STATED PROBLEM —
Restate the records below word for word, and omit the images they hold.

Data entries —
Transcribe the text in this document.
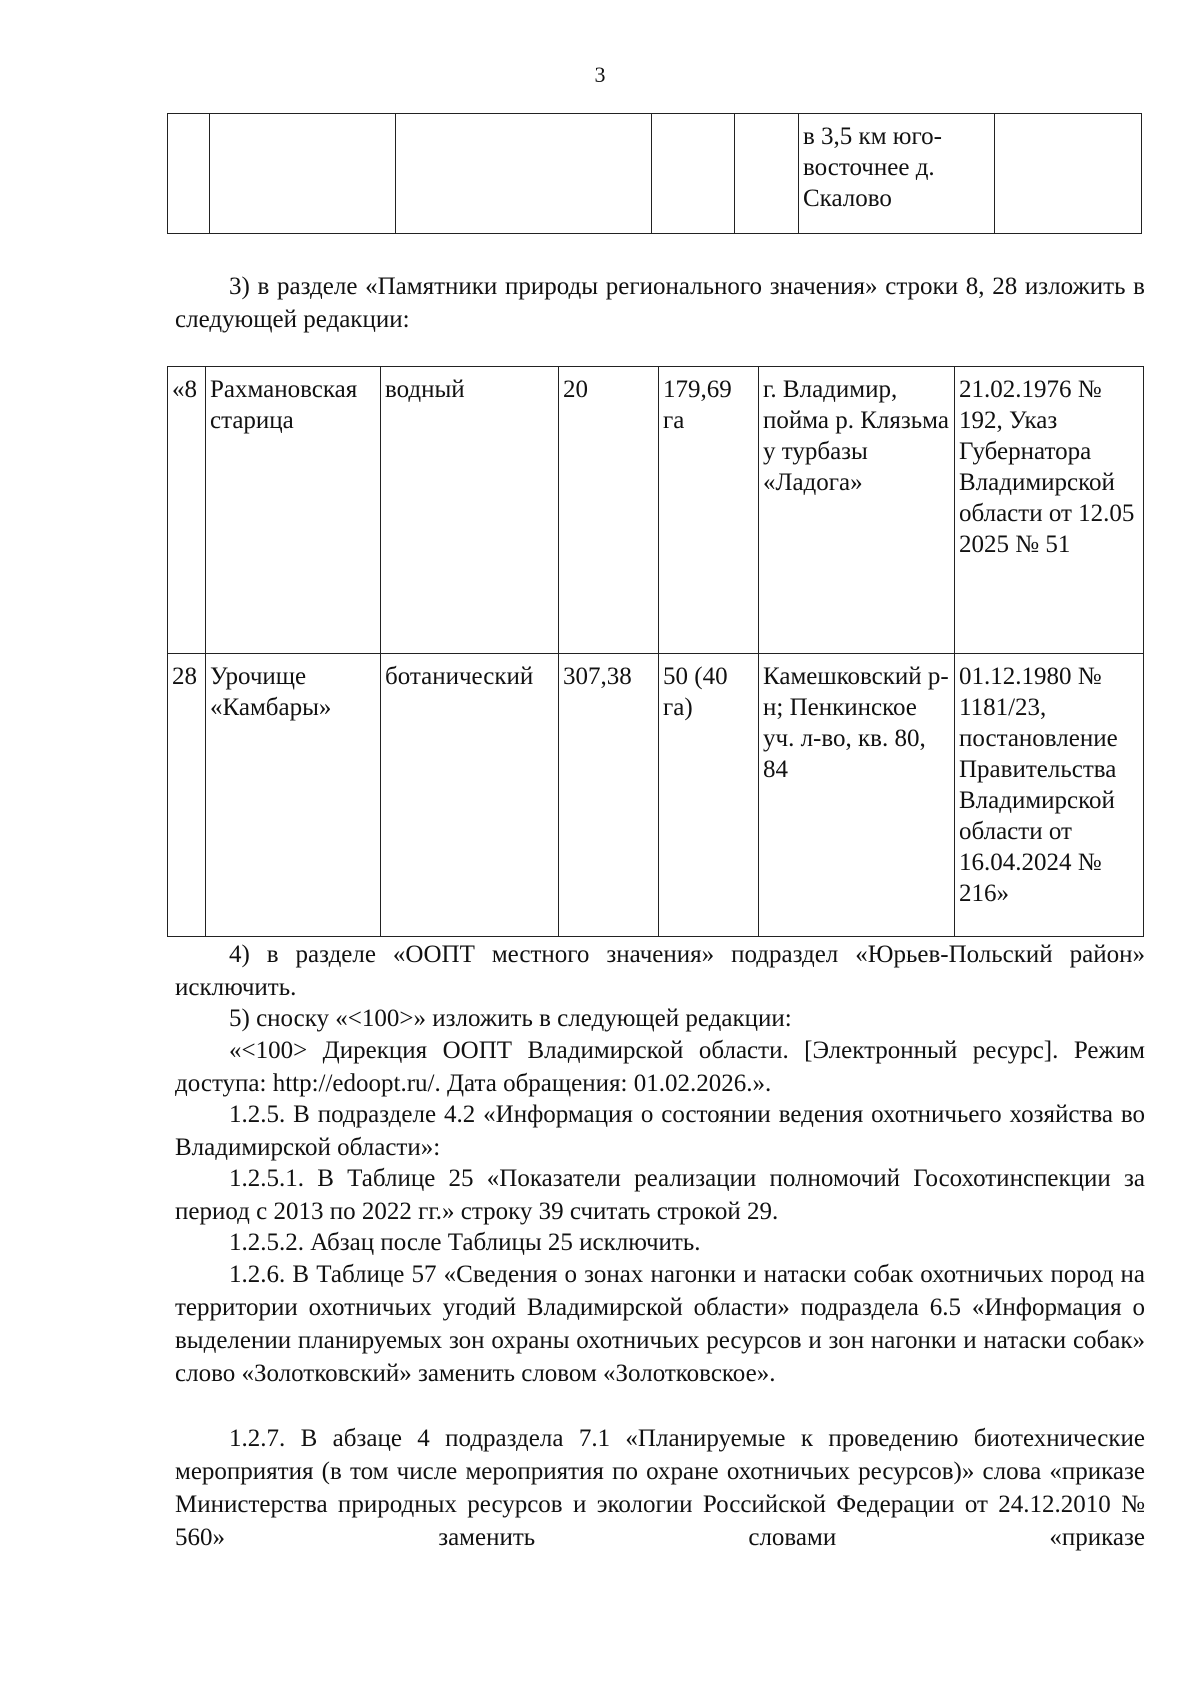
3
					в 3,5 км юго-восточнее д. Скалово	

3) в разделе «Памятники природы регионального значения» строки 8, 28 изложить в следующей редакции:

«8	Рахмановская старица	водный	20	179,69 га	г. Владимир, пойма р. Клязьма у турбазы «Ладога»	21.02.1976 № 192, Указ Губернатора Владимирской области от 12.05 2025 № 51
28	Урочище «Камбары»	ботанический	307,38	50 (40 га)	Камешковский р-н; Пенкинское уч. л-во, кв. 80, 84	01.12.1980 № 1181/23, постановление Правительства Владимирской области от 16.04.2024 № 216»

4) в разделе «ООПТ местного значения» подраздел «Юрьев-Польский район» исключить.

5) сноску «<100>» изложить в следующей редакции:

«<100> Дирекция ООПТ Владимирской области. [Электронный ресурс]. Режим доступа: http://edoopt.ru/. Дата обращения: 01.02.2026.».

1.2.5. В подразделе 4.2 «Информация о состоянии ведения охотничьего хозяйства во Владимирской области»:

1.2.5.1. В Таблице 25 «Показатели реализации полномочий Госохотинспекции за период с 2013 по 2022 гг.» строку 39 считать строкой 29.

1.2.5.2. Абзац после Таблицы 25 исключить.

1.2.6. В Таблице 57 «Сведения о зонах нагонки и натаски собак охотничьих пород на территории охотничьих угодий Владимирской области» подраздела 6.5 «Информация о выделении планируемых зон охраны охотничьих ресурсов и зон нагонки и натаски собак» слово «Золотковский» заменить словом «Золотковское».

1.2.7. В абзаце 4 подраздела 7.1 «Планируемые к проведению биотехнические мероприятия (в том числе мероприятия по охране охотничьих ресурсов)» слова «приказе Министерства природных ресурсов и экологии Российской Федерации от 24.12.2010 № 560» заменить словами «приказе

THE RESULT —
Transcribe the text in this document.
3
					в 3,5 км юго-восточнее д. Скалово	

3) в разделе «Памятники природы регионального значения» строки 8, 28 изложить в следующей редакции:

«8	Рахмановская старица	водный	20	179,69 га	г. Владимир, пойма р. Клязьма у турбазы «Ладога»	21.02.1976 № 192, Указ Губернатора Владимирской области от 12.05 2025 № 51
28	Урочище «Камбары»	ботанический	307,38	50 (40 га)	Камешковский р-н; Пенкинское уч. л-во, кв. 80, 84	01.12.1980 № 1181/23, постановление Правительства Владимирской области от 16.04.2024 № 216»

4) в разделе «ООПТ местного значения» подраздел «Юрьев-Польский район» исключить.

5) сноску «<100>» изложить в следующей редакции:

«<100> Дирекция ООПТ Владимирской области. [Электронный ресурс]. Режим доступа: http://edoopt.ru/. Дата обращения: 01.02.2026.».

1.2.5. В подразделе 4.2 «Информация о состоянии ведения охотничьего хозяйства во Владимирской области»:

1.2.5.1. В Таблице 25 «Показатели реализации полномочий Госохотинспекции за период с 2013 по 2022 гг.» строку 39 считать строкой 29.

1.2.5.2. Абзац после Таблицы 25 исключить.

1.2.6. В Таблице 57 «Сведения о зонах нагонки и натаски собак охотничьих пород на территории охотничьих угодий Владимирской области» подраздела 6.5 «Информация о выделении планируемых зон охраны охотничьих ресурсов и зон нагонки и натаски собак» слово «Золотковский» заменить словом «Золотковское».

1.2.7. В абзаце 4 подраздела 7.1 «Планируемые к проведению биотехнические мероприятия (в том числе мероприятия по охране охотничьих ресурсов)» слова «приказе Министерства природных ресурсов и экологии Российской Федерации от 24.12.2010 № 560» заменить словами «приказе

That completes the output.